◆ AIM OF THE EXERCISE:
The records below need retyping in full; give them again exactly.

******

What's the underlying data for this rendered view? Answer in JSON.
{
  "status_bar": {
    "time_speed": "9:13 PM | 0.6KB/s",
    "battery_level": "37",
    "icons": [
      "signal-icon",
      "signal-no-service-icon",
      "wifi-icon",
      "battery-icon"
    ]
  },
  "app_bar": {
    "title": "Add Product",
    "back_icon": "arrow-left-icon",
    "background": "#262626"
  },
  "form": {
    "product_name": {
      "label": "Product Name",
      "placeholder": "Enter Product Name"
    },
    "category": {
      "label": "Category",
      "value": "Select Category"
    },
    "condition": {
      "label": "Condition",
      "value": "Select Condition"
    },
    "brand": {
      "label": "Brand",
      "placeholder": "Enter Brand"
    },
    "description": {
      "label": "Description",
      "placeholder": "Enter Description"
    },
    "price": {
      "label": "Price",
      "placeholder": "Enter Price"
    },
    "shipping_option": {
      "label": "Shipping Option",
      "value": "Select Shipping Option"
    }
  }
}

******

◆ OUTPUT FOR THIS EXERCISE:
What's the underlying data for this rendered view? Answer in JSON.
{
  "status_bar": {
    "time_speed": "9:13 PM | 0.6KB/s",
    "battery_level": "37",
    "icons": [
      "signal-icon",
      "signal-no-service-icon",
      "wifi-icon",
      "battery-icon"
    ]
  },
  "app_bar": {
    "title": "Add Product",
    "back_icon": "arrow-left-icon",
    "background": "#262626"
  },
  "form": {
    "product_name": {
      "label": "Product Name",
      "placeholder": "Enter Product Name"
    },
    "category": {
      "label": "Category",
      "value": "Select Category"
    },
    "condition": {
      "label": "Condition",
      "value": "Select Condition"
    },
    "brand": {
      "label": "Brand",
      "placeholder": "Enter Brand"
    },
    "description": {
      "label": "Description",
      "placeholder": "Enter Description"
    },
    "price": {
      "label": "Price",
      "placeholder": "Enter Price"
    },
    "shipping_option": {
      "label": "Shipping Option",
      "value": "Select Shipping Option"
    }
  }
}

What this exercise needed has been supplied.